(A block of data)
<<<<

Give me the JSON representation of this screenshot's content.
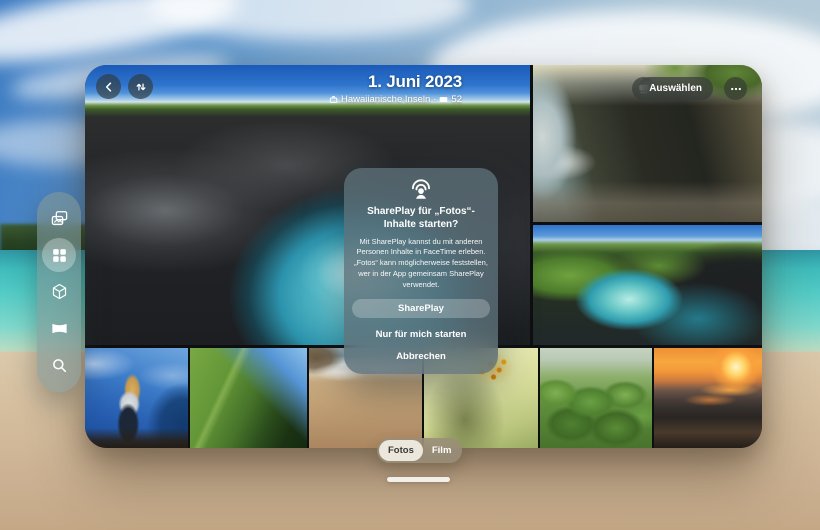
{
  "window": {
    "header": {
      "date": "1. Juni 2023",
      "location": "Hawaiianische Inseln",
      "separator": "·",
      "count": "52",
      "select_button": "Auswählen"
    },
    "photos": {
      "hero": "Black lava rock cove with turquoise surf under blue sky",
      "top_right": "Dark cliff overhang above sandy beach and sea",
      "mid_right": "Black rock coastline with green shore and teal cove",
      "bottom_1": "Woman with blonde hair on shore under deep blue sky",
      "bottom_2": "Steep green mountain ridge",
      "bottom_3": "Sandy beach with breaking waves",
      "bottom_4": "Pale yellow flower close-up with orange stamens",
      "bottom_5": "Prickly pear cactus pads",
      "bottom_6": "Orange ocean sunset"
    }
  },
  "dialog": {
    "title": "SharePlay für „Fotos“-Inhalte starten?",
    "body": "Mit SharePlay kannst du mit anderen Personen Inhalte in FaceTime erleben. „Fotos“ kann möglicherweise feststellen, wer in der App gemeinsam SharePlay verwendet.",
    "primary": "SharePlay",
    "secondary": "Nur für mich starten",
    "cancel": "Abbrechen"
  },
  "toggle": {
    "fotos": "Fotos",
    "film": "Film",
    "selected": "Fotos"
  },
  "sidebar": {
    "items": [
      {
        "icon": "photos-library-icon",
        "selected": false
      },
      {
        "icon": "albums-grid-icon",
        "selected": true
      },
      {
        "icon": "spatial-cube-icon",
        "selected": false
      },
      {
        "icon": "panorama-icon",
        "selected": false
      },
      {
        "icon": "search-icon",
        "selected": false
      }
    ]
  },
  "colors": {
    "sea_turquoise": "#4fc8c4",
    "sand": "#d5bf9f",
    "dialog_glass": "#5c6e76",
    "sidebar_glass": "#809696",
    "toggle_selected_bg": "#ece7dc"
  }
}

>>>>
<<<<

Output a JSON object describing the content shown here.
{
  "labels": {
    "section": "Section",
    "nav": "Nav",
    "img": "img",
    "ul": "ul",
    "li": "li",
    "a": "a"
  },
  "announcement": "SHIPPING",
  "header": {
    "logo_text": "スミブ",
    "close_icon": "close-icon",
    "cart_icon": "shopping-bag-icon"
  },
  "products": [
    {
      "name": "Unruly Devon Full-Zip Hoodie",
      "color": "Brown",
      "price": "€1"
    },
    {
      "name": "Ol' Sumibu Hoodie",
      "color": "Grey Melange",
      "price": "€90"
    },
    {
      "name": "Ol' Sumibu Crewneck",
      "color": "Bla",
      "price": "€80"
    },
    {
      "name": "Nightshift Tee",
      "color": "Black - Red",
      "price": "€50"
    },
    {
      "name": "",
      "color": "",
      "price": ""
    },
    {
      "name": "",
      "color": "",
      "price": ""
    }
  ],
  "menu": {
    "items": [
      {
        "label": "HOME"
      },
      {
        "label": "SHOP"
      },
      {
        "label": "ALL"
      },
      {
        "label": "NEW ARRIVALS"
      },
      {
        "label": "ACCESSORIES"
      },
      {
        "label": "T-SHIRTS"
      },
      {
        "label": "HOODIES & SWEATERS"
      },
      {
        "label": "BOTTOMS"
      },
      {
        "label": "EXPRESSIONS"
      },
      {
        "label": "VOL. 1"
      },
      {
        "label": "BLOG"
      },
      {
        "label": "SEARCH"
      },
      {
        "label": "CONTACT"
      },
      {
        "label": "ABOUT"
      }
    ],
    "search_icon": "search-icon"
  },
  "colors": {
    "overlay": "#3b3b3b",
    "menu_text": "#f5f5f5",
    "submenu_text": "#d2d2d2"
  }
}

>>>>

→ WHAT TO PRODUCE:
From the listing above, copy out each line where the word "under" appears.

→ SOLUTION TO THIS TASK:
      "hero": "Black lava rock cove with turquoise surf under blue sky",
      "bottom_1": "Woman with blonde hair on shore under deep blue sky",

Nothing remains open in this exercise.